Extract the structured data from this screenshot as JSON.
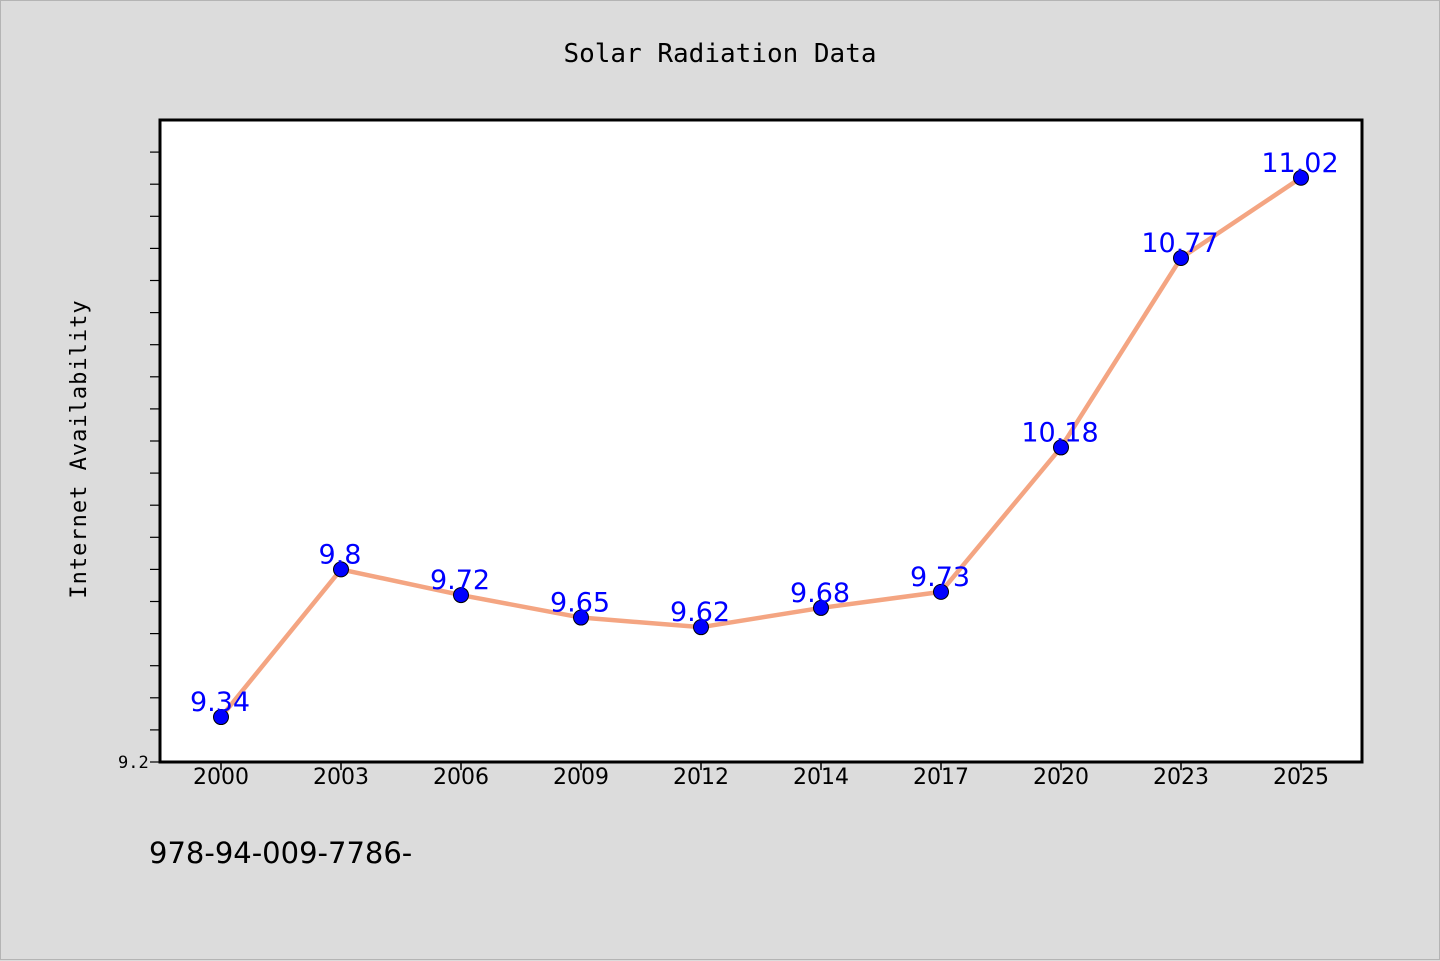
{
  "chart_data": {
    "type": "line",
    "title": "Solar Radiation Data",
    "xlabel": "",
    "ylabel": "Internet Availability",
    "categories": [
      "2000",
      "2003",
      "2006",
      "2009",
      "2012",
      "2014",
      "2017",
      "2020",
      "2023",
      "2025"
    ],
    "series": [
      {
        "values": [
          9.34,
          9.8,
          9.72,
          9.65,
          9.62,
          9.68,
          9.73,
          10.18,
          10.77,
          11.02
        ]
      }
    ],
    "data_labels": [
      "9.34",
      "9.8",
      "9.72",
      "9.65",
      "9.62",
      "9.68",
      "9.73",
      "10.18",
      "10.77",
      "11.02"
    ],
    "ylim": [
      9.2,
      11.2
    ],
    "y_tick_labels": [
      "9.2"
    ],
    "grid": false,
    "colors": {
      "line": "#f4a582",
      "marker": "#0000ff",
      "data_label": "#0000ff",
      "background": "#dcdcdc",
      "plot_background": "#ffffff"
    }
  },
  "footer": {
    "isbn_text": "978-94-009-7786-"
  }
}
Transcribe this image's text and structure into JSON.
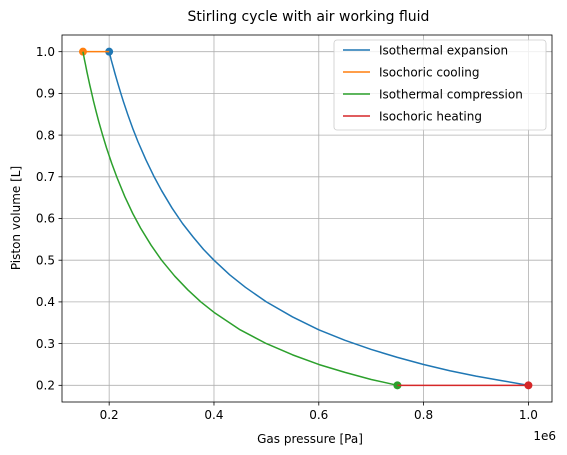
{
  "chart_data": {
    "type": "line",
    "title": "Stirling cycle with air working fluid",
    "xlabel": "Gas pressure [Pa]",
    "ylabel": "Piston volume [L]",
    "x_offset_text": "1e6",
    "x_scale": 1000000,
    "xlim": [
      110000,
      1045000
    ],
    "ylim": [
      0.16,
      1.04
    ],
    "x_ticks": [
      200000,
      400000,
      600000,
      800000,
      1000000
    ],
    "x_tick_labels": [
      "0.2",
      "0.4",
      "0.6",
      "0.8",
      "1.0"
    ],
    "y_ticks": [
      0.2,
      0.3,
      0.4,
      0.5,
      0.6,
      0.7,
      0.8,
      0.9,
      1.0
    ],
    "y_tick_labels": [
      "0.2",
      "0.3",
      "0.4",
      "0.5",
      "0.6",
      "0.7",
      "0.8",
      "0.9",
      "1.0"
    ],
    "grid": true,
    "legend_position": "top-right",
    "series": [
      {
        "name": "Isothermal expansion",
        "color": "#1f77b4",
        "x": [
          200000,
          202000,
          204000,
          206000,
          208000,
          211000,
          214000,
          217000,
          222000,
          227000,
          235000,
          245000,
          255000,
          270000,
          285000,
          300000,
          320000,
          340000,
          360000,
          380000,
          400000,
          430000,
          460000,
          500000,
          550000,
          600000,
          650000,
          700000,
          750000,
          800000,
          850000,
          900000,
          950000,
          1000000
        ],
        "y": [
          1.0,
          0.99,
          0.98,
          0.971,
          0.962,
          0.948,
          0.935,
          0.922,
          0.901,
          0.881,
          0.851,
          0.816,
          0.784,
          0.741,
          0.702,
          0.667,
          0.625,
          0.588,
          0.556,
          0.526,
          0.5,
          0.465,
          0.435,
          0.4,
          0.364,
          0.333,
          0.308,
          0.286,
          0.267,
          0.25,
          0.235,
          0.222,
          0.211,
          0.2
        ],
        "markers": [
          {
            "x": 200000,
            "y": 1.0
          }
        ]
      },
      {
        "name": "Isochoric cooling",
        "color": "#ff7f0e",
        "x": [
          200000,
          150000
        ],
        "y": [
          1.0,
          1.0
        ],
        "markers": [
          {
            "x": 150000,
            "y": 1.0
          }
        ]
      },
      {
        "name": "Isothermal compression",
        "color": "#2ca02c",
        "x": [
          150000,
          151500,
          153000,
          155000,
          157500,
          160000,
          163000,
          166000,
          170000,
          175000,
          180000,
          187500,
          195000,
          205000,
          215000,
          230000,
          245000,
          260000,
          280000,
          300000,
          325000,
          350000,
          375000,
          400000,
          450000,
          500000,
          550000,
          600000,
          650000,
          700000,
          750000
        ],
        "y": [
          1.0,
          0.99,
          0.98,
          0.968,
          0.952,
          0.9375,
          0.92,
          0.904,
          0.882,
          0.857,
          0.833,
          0.8,
          0.769,
          0.732,
          0.698,
          0.652,
          0.612,
          0.577,
          0.536,
          0.5,
          0.462,
          0.429,
          0.4,
          0.375,
          0.333,
          0.3,
          0.273,
          0.25,
          0.231,
          0.214,
          0.2
        ],
        "markers": [
          {
            "x": 750000,
            "y": 0.2
          }
        ]
      },
      {
        "name": "Isochoric heating",
        "color": "#d62728",
        "x": [
          750000,
          1000000
        ],
        "y": [
          0.2,
          0.2
        ],
        "markers": [
          {
            "x": 1000000,
            "y": 0.2
          }
        ]
      }
    ]
  }
}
- - -
Of the lines above, how many contain the string "Isothermal"? Only the number is required.

2